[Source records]
---

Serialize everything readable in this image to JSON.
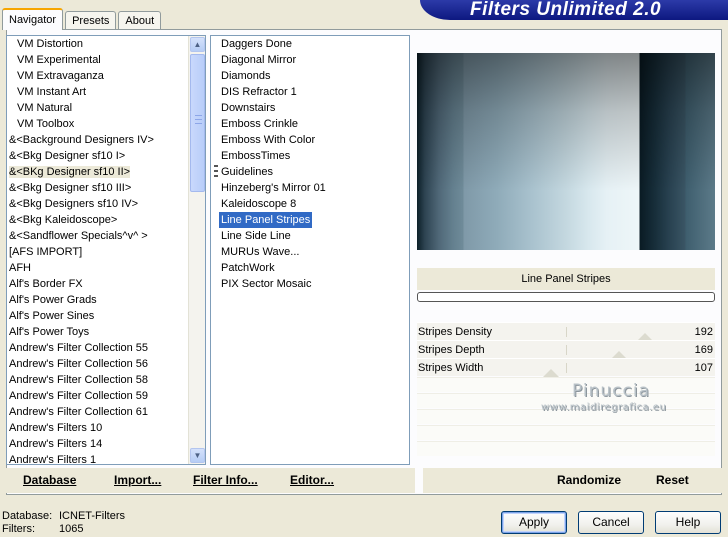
{
  "tabs": [
    {
      "label": "Navigator",
      "active": true
    },
    {
      "label": "Presets",
      "active": false
    },
    {
      "label": "About",
      "active": false
    }
  ],
  "banner": {
    "title": "Filters Unlimited 2.0",
    "color": "#0d1880"
  },
  "categories": {
    "items": [
      {
        "label": "VM Distortion",
        "style": "vm"
      },
      {
        "label": "VM Experimental",
        "style": "vm"
      },
      {
        "label": "VM Extravaganza",
        "style": "vm"
      },
      {
        "label": "VM Instant Art",
        "style": "vm"
      },
      {
        "label": "VM Natural",
        "style": "vm"
      },
      {
        "label": "VM Toolbox",
        "style": "vm"
      },
      {
        "label": "&<Background Designers IV>",
        "style": ""
      },
      {
        "label": "&<Bkg Designer sf10 I>",
        "style": ""
      },
      {
        "label": "&<BKg Designer sf10 II>",
        "style": "selected"
      },
      {
        "label": "&<Bkg Designer sf10 III>",
        "style": ""
      },
      {
        "label": "&<Bkg Designers sf10 IV>",
        "style": ""
      },
      {
        "label": "&<Bkg Kaleidoscope>",
        "style": ""
      },
      {
        "label": "&<Sandflower Specials^v^ >",
        "style": ""
      },
      {
        "label": "[AFS IMPORT]",
        "style": ""
      },
      {
        "label": "AFH",
        "style": ""
      },
      {
        "label": "Alf's Border FX",
        "style": ""
      },
      {
        "label": "Alf's Power Grads",
        "style": ""
      },
      {
        "label": "Alf's Power Sines",
        "style": ""
      },
      {
        "label": "Alf's Power Toys",
        "style": ""
      },
      {
        "label": "Andrew's Filter Collection 55",
        "style": ""
      },
      {
        "label": "Andrew's Filter Collection 56",
        "style": ""
      },
      {
        "label": "Andrew's Filter Collection 58",
        "style": ""
      },
      {
        "label": "Andrew's Filter Collection 59",
        "style": ""
      },
      {
        "label": "Andrew's Filter Collection 61",
        "style": ""
      },
      {
        "label": "Andrew's Filters 10",
        "style": ""
      },
      {
        "label": "Andrew's Filters 14",
        "style": ""
      },
      {
        "label": "Andrew's Filters 1",
        "style": ""
      }
    ],
    "scroll_up_icon": "arrow-up-icon",
    "scroll_down_icon": "arrow-down-icon"
  },
  "filters": {
    "items": [
      {
        "label": "Daggers Done",
        "selected": false
      },
      {
        "label": "Diagonal Mirror",
        "selected": false
      },
      {
        "label": "Diamonds",
        "selected": false
      },
      {
        "label": "DIS Refractor 1",
        "selected": false
      },
      {
        "label": "Downstairs",
        "selected": false
      },
      {
        "label": "Emboss Crinkle",
        "selected": false
      },
      {
        "label": "Emboss With Color",
        "selected": false
      },
      {
        "label": "EmbossTimes",
        "selected": false
      },
      {
        "label": "Guidelines",
        "selected": false
      },
      {
        "label": "Hinzeberg's Mirror 01",
        "selected": false
      },
      {
        "label": "Kaleidoscope 8",
        "selected": false
      },
      {
        "label": "Line Panel Stripes",
        "selected": true
      },
      {
        "label": "Line Side Line",
        "selected": false
      },
      {
        "label": "MURUs Wave...",
        "selected": false
      },
      {
        "label": "PatchWork",
        "selected": false
      },
      {
        "label": "PIX Sector Mosaic",
        "selected": false
      }
    ],
    "selection_color": "#316ac5"
  },
  "preview": {
    "filter_name": "Line Panel Stripes",
    "params": [
      {
        "label": "Stripes Density",
        "value": "192",
        "level": 0.75
      },
      {
        "label": "Stripes Depth",
        "value": "169",
        "level": 0.66
      },
      {
        "label": "Stripes Width",
        "value": "107",
        "level": 0.42
      }
    ],
    "watermark_name": "Pinuccia",
    "watermark_url": "www.maidiregrafica.eu"
  },
  "bottom_bar": {
    "database": "Database",
    "import": "Import...",
    "filter_info": "Filter Info...",
    "editor": "Editor...",
    "randomize": "Randomize",
    "reset": "Reset"
  },
  "status": {
    "database_label": "Database:",
    "database_value": "ICNET-Filters",
    "filters_label": "Filters:",
    "filters_value": "1065"
  },
  "dialog_buttons": {
    "apply": "Apply",
    "cancel": "Cancel",
    "help": "Help"
  }
}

---

**Work instructions**
Gather every line from the entries above where the word "Stripes" appears, and copy them.

**Response to this task**
        "label": "Line Panel Stripes",
    "filter_name": "Line Panel Stripes",
        "label": "Stripes Density",
        "label": "Stripes Depth",
        "label": "Stripes Width",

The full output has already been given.